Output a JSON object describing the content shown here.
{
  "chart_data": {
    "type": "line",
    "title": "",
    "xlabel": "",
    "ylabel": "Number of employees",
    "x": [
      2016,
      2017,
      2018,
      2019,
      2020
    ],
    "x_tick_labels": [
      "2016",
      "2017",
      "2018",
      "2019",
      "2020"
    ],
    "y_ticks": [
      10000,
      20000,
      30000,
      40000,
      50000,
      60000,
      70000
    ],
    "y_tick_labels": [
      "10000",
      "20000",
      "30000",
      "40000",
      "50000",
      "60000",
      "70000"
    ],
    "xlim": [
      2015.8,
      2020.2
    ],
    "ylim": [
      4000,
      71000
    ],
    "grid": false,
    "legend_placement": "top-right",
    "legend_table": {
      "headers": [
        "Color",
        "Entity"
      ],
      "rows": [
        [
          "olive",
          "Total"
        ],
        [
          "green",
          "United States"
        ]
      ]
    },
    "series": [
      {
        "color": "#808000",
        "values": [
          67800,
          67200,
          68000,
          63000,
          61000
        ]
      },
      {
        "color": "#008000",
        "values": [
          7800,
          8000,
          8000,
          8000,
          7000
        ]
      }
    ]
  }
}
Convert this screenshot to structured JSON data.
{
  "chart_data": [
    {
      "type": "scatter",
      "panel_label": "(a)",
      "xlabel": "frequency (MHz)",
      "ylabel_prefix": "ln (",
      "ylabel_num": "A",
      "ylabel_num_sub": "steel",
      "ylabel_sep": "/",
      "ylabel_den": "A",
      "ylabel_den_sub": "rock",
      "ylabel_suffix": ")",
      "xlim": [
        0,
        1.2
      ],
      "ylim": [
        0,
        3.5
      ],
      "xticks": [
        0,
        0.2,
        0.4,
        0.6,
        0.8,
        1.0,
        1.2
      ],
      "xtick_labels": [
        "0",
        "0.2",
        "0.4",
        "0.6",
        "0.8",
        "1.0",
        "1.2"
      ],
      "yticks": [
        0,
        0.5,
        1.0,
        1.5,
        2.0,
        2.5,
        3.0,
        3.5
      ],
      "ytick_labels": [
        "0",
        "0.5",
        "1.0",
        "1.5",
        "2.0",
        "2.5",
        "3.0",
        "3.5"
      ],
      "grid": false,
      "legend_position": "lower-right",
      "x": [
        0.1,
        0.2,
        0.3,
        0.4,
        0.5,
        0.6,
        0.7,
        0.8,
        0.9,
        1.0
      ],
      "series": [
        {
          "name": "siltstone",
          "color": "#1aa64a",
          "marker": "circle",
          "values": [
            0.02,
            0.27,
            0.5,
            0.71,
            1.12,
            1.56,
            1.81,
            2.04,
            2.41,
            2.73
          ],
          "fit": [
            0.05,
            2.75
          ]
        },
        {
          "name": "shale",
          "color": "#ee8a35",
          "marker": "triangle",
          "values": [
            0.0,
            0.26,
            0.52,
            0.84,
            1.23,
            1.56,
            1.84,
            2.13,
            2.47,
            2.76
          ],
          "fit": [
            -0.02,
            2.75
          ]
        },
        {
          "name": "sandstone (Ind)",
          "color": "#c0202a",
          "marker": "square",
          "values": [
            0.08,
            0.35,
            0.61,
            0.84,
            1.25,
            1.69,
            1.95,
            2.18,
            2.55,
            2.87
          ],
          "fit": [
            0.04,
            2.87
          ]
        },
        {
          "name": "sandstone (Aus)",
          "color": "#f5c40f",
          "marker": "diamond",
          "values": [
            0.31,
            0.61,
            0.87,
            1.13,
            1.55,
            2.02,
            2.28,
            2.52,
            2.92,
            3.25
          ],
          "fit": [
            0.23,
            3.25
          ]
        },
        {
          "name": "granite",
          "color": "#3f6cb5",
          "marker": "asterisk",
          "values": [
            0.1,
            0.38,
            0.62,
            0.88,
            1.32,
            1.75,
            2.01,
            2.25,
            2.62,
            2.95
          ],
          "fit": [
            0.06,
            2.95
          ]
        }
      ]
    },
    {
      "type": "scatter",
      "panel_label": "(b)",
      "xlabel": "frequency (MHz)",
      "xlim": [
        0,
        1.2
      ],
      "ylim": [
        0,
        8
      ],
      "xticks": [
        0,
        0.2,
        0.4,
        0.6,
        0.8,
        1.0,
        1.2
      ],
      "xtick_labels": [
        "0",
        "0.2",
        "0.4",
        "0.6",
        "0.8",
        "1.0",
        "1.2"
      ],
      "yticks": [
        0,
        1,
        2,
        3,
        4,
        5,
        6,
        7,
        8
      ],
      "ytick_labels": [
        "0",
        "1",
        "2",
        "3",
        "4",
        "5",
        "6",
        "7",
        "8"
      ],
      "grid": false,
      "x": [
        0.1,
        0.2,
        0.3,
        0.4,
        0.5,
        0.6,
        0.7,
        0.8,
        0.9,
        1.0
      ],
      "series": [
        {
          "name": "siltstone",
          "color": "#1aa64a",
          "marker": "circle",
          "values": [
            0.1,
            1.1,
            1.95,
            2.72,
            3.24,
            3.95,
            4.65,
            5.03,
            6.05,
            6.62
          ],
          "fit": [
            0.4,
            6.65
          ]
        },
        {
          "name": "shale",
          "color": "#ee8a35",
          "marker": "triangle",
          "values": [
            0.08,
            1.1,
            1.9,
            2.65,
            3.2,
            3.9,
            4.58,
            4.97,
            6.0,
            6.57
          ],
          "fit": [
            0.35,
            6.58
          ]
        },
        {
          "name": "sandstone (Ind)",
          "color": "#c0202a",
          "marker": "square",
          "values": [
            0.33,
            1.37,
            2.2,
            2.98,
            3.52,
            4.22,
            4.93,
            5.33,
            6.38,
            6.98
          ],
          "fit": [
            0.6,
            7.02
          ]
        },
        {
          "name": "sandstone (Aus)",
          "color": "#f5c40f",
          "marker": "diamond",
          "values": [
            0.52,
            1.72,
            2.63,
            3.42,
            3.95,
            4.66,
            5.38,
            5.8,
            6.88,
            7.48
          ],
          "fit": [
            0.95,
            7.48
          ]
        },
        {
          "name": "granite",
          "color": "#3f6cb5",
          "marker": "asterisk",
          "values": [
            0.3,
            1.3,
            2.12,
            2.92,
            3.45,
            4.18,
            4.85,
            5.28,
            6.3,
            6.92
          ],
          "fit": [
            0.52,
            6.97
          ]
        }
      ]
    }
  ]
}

· · · ·

■ Exercise goal
Quote the data in full, keeping each word unchanged.

■ Final result
Output a JSON object describing the content shown here.
{
  "chart_data": {
    "type": "line",
    "title": "",
    "xlabel": "",
    "ylabel": "Number of employees",
    "x": [
      2016,
      2017,
      2018,
      2019,
      2020
    ],
    "x_tick_labels": [
      "2016",
      "2017",
      "2018",
      "2019",
      "2020"
    ],
    "y_ticks": [
      10000,
      20000,
      30000,
      40000,
      50000,
      60000,
      70000
    ],
    "y_tick_labels": [
      "10000",
      "20000",
      "30000",
      "40000",
      "50000",
      "60000",
      "70000"
    ],
    "xlim": [
      2015.8,
      2020.2
    ],
    "ylim": [
      4000,
      71000
    ],
    "grid": false,
    "legend_placement": "top-right",
    "legend_table": {
      "headers": [
        "Color",
        "Entity"
      ],
      "rows": [
        [
          "olive",
          "Total"
        ],
        [
          "green",
          "United States"
        ]
      ]
    },
    "series": [
      {
        "color": "#808000",
        "values": [
          67800,
          67200,
          68000,
          63000,
          61000
        ]
      },
      {
        "color": "#008000",
        "values": [
          7800,
          8000,
          8000,
          8000,
          7000
        ]
      }
    ]
  }
}
Convert this screenshot to structured JSON data.
{
  "chart_data": [
    {
      "type": "scatter",
      "panel_label": "(a)",
      "xlabel": "frequency (MHz)",
      "ylabel_prefix": "ln (",
      "ylabel_num": "A",
      "ylabel_num_sub": "steel",
      "ylabel_sep": "/",
      "ylabel_den": "A",
      "ylabel_den_sub": "rock",
      "ylabel_suffix": ")",
      "xlim": [
        0,
        1.2
      ],
      "ylim": [
        0,
        3.5
      ],
      "xticks": [
        0,
        0.2,
        0.4,
        0.6,
        0.8,
        1.0,
        1.2
      ],
      "xtick_labels": [
        "0",
        "0.2",
        "0.4",
        "0.6",
        "0.8",
        "1.0",
        "1.2"
      ],
      "yticks": [
        0,
        0.5,
        1.0,
        1.5,
        2.0,
        2.5,
        3.0,
        3.5
      ],
      "ytick_labels": [
        "0",
        "0.5",
        "1.0",
        "1.5",
        "2.0",
        "2.5",
        "3.0",
        "3.5"
      ],
      "grid": false,
      "legend_position": "lower-right",
      "x": [
        0.1,
        0.2,
        0.3,
        0.4,
        0.5,
        0.6,
        0.7,
        0.8,
        0.9,
        1.0
      ],
      "series": [
        {
          "name": "siltstone",
          "color": "#1aa64a",
          "marker": "circle",
          "values": [
            0.02,
            0.27,
            0.5,
            0.71,
            1.12,
            1.56,
            1.81,
            2.04,
            2.41,
            2.73
          ],
          "fit": [
            0.05,
            2.75
          ]
        },
        {
          "name": "shale",
          "color": "#ee8a35",
          "marker": "triangle",
          "values": [
            0.0,
            0.26,
            0.52,
            0.84,
            1.23,
            1.56,
            1.84,
            2.13,
            2.47,
            2.76
          ],
          "fit": [
            -0.02,
            2.75
          ]
        },
        {
          "name": "sandstone (Ind)",
          "color": "#c0202a",
          "marker": "square",
          "values": [
            0.08,
            0.35,
            0.61,
            0.84,
            1.25,
            1.69,
            1.95,
            2.18,
            2.55,
            2.87
          ],
          "fit": [
            0.04,
            2.87
          ]
        },
        {
          "name": "sandstone (Aus)",
          "color": "#f5c40f",
          "marker": "diamond",
          "values": [
            0.31,
            0.61,
            0.87,
            1.13,
            1.55,
            2.02,
            2.28,
            2.52,
            2.92,
            3.25
          ],
          "fit": [
            0.23,
            3.25
          ]
        },
        {
          "name": "granite",
          "color": "#3f6cb5",
          "marker": "asterisk",
          "values": [
            0.1,
            0.38,
            0.62,
            0.88,
            1.32,
            1.75,
            2.01,
            2.25,
            2.62,
            2.95
          ],
          "fit": [
            0.06,
            2.95
          ]
        }
      ]
    },
    {
      "type": "scatter",
      "panel_label": "(b)",
      "xlabel": "frequency (MHz)",
      "xlim": [
        0,
        1.2
      ],
      "ylim": [
        0,
        8
      ],
      "xticks": [
        0,
        0.2,
        0.4,
        0.6,
        0.8,
        1.0,
        1.2
      ],
      "xtick_labels": [
        "0",
        "0.2",
        "0.4",
        "0.6",
        "0.8",
        "1.0",
        "1.2"
      ],
      "yticks": [
        0,
        1,
        2,
        3,
        4,
        5,
        6,
        7,
        8
      ],
      "ytick_labels": [
        "0",
        "1",
        "2",
        "3",
        "4",
        "5",
        "6",
        "7",
        "8"
      ],
      "grid": false,
      "x": [
        0.1,
        0.2,
        0.3,
        0.4,
        0.5,
        0.6,
        0.7,
        0.8,
        0.9,
        1.0
      ],
      "series": [
        {
          "name": "siltstone",
          "color": "#1aa64a",
          "marker": "circle",
          "values": [
            0.1,
            1.1,
            1.95,
            2.72,
            3.24,
            3.95,
            4.65,
            5.03,
            6.05,
            6.62
          ],
          "fit": [
            0.4,
            6.65
          ]
        },
        {
          "name": "shale",
          "color": "#ee8a35",
          "marker": "triangle",
          "values": [
            0.08,
            1.1,
            1.9,
            2.65,
            3.2,
            3.9,
            4.58,
            4.97,
            6.0,
            6.57
          ],
          "fit": [
            0.35,
            6.58
          ]
        },
        {
          "name": "sandstone (Ind)",
          "color": "#c0202a",
          "marker": "square",
          "values": [
            0.33,
            1.37,
            2.2,
            2.98,
            3.52,
            4.22,
            4.93,
            5.33,
            6.38,
            6.98
          ],
          "fit": [
            0.6,
            7.02
          ]
        },
        {
          "name": "sandstone (Aus)",
          "color": "#f5c40f",
          "marker": "diamond",
          "values": [
            0.52,
            1.72,
            2.63,
            3.42,
            3.95,
            4.66,
            5.38,
            5.8,
            6.88,
            7.48
          ],
          "fit": [
            0.95,
            7.48
          ]
        },
        {
          "name": "granite",
          "color": "#3f6cb5",
          "marker": "asterisk",
          "values": [
            0.3,
            1.3,
            2.12,
            2.92,
            3.45,
            4.18,
            4.85,
            5.28,
            6.3,
            6.92
          ],
          "fit": [
            0.52,
            6.97
          ]
        }
      ]
    }
  ]
}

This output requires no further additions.